> **TASK TO CARRY OUT**:
Repeat each record below exactly as given.

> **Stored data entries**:
+ + + + + + +

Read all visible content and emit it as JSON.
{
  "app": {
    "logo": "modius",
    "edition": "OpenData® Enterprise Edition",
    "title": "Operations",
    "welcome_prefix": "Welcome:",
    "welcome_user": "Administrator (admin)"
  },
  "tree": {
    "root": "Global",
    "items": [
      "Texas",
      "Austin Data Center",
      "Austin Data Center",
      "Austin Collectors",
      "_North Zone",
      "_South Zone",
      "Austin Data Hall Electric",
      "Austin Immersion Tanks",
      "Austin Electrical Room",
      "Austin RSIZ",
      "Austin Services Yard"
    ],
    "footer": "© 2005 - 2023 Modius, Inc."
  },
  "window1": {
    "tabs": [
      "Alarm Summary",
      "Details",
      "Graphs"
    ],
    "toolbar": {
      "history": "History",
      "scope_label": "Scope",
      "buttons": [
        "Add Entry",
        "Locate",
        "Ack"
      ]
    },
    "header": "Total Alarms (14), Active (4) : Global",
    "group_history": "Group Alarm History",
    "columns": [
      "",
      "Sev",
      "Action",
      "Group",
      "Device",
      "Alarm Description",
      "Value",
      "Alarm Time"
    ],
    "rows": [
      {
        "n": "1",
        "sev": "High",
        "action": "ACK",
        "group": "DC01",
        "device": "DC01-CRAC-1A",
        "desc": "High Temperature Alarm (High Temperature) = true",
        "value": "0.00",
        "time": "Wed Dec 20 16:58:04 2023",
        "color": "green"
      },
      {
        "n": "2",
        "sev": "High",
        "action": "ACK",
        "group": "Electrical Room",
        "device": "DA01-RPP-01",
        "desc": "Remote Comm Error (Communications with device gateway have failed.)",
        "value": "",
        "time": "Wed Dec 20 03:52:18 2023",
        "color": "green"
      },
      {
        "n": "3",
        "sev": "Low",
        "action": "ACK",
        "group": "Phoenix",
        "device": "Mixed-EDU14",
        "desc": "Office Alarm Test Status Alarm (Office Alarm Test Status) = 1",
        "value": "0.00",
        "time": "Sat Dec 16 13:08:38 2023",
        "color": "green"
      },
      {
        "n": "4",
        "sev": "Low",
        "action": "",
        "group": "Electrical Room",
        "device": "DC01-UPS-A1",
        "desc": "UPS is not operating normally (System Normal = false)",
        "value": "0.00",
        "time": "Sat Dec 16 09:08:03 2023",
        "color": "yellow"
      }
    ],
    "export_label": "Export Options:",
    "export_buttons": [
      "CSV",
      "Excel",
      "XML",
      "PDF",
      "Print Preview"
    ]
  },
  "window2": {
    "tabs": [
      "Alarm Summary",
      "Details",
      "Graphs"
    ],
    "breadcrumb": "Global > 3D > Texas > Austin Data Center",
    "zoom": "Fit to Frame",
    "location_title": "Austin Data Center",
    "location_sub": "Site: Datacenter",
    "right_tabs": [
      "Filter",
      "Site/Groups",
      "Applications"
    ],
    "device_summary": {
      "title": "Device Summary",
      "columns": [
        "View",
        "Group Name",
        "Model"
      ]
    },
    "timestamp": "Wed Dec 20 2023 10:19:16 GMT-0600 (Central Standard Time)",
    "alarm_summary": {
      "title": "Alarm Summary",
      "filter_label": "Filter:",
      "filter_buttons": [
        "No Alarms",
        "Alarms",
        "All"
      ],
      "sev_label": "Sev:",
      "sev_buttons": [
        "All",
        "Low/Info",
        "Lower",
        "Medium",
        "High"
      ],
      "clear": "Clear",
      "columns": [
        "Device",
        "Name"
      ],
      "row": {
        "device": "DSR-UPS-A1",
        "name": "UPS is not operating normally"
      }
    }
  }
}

+ + + + + + +

> **EXPECTED OUTPUT**:
Read all visible content and emit it as JSON.
{
  "app": {
    "logo": "modius",
    "edition": "OpenData® Enterprise Edition",
    "title": "Operations",
    "welcome_prefix": "Welcome:",
    "welcome_user": "Administrator (admin)"
  },
  "tree": {
    "root": "Global",
    "items": [
      "Texas",
      "Austin Data Center",
      "Austin Data Center",
      "Austin Collectors",
      "_North Zone",
      "_South Zone",
      "Austin Data Hall Electric",
      "Austin Immersion Tanks",
      "Austin Electrical Room",
      "Austin RSIZ",
      "Austin Services Yard"
    ],
    "footer": "© 2005 - 2023 Modius, Inc."
  },
  "window1": {
    "tabs": [
      "Alarm Summary",
      "Details",
      "Graphs"
    ],
    "toolbar": {
      "history": "History",
      "scope_label": "Scope",
      "buttons": [
        "Add Entry",
        "Locate",
        "Ack"
      ]
    },
    "header": "Total Alarms (14), Active (4) : Global",
    "group_history": "Group Alarm History",
    "columns": [
      "",
      "Sev",
      "Action",
      "Group",
      "Device",
      "Alarm Description",
      "Value",
      "Alarm Time"
    ],
    "rows": [
      {
        "n": "1",
        "sev": "High",
        "action": "ACK",
        "group": "DC01",
        "device": "DC01-CRAC-1A",
        "desc": "High Temperature Alarm (High Temperature) = true",
        "value": "0.00",
        "time": "Wed Dec 20 16:58:04 2023",
        "color": "green"
      },
      {
        "n": "2",
        "sev": "High",
        "action": "ACK",
        "group": "Electrical Room",
        "device": "DA01-RPP-01",
        "desc": "Remote Comm Error (Communications with device gateway have failed.)",
        "value": "",
        "time": "Wed Dec 20 03:52:18 2023",
        "color": "green"
      },
      {
        "n": "3",
        "sev": "Low",
        "action": "ACK",
        "group": "Phoenix",
        "device": "Mixed-EDU14",
        "desc": "Office Alarm Test Status Alarm (Office Alarm Test Status) = 1",
        "value": "0.00",
        "time": "Sat Dec 16 13:08:38 2023",
        "color": "green"
      },
      {
        "n": "4",
        "sev": "Low",
        "action": "",
        "group": "Electrical Room",
        "device": "DC01-UPS-A1",
        "desc": "UPS is not operating normally (System Normal = false)",
        "value": "0.00",
        "time": "Sat Dec 16 09:08:03 2023",
        "color": "yellow"
      }
    ],
    "export_label": "Export Options:",
    "export_buttons": [
      "CSV",
      "Excel",
      "XML",
      "PDF",
      "Print Preview"
    ]
  },
  "window2": {
    "tabs": [
      "Alarm Summary",
      "Details",
      "Graphs"
    ],
    "breadcrumb": "Global > 3D > Texas > Austin Data Center",
    "zoom": "Fit to Frame",
    "location_title": "Austin Data Center",
    "location_sub": "Site: Datacenter",
    "right_tabs": [
      "Filter",
      "Site/Groups",
      "Applications"
    ],
    "device_summary": {
      "title": "Device Summary",
      "columns": [
        "View",
        "Group Name",
        "Model"
      ]
    },
    "timestamp": "Wed Dec 20 2023 10:19:16 GMT-0600 (Central Standard Time)",
    "alarm_summary": {
      "title": "Alarm Summary",
      "filter_label": "Filter:",
      "filter_buttons": [
        "No Alarms",
        "Alarms",
        "All"
      ],
      "sev_label": "Sev:",
      "sev_buttons": [
        "All",
        "Low/Info",
        "Lower",
        "Medium",
        "High"
      ],
      "clear": "Clear",
      "columns": [
        "Device",
        "Name"
      ],
      "row": {
        "device": "DSR-UPS-A1",
        "name": "UPS is not operating normally"
      }
    }
  }
}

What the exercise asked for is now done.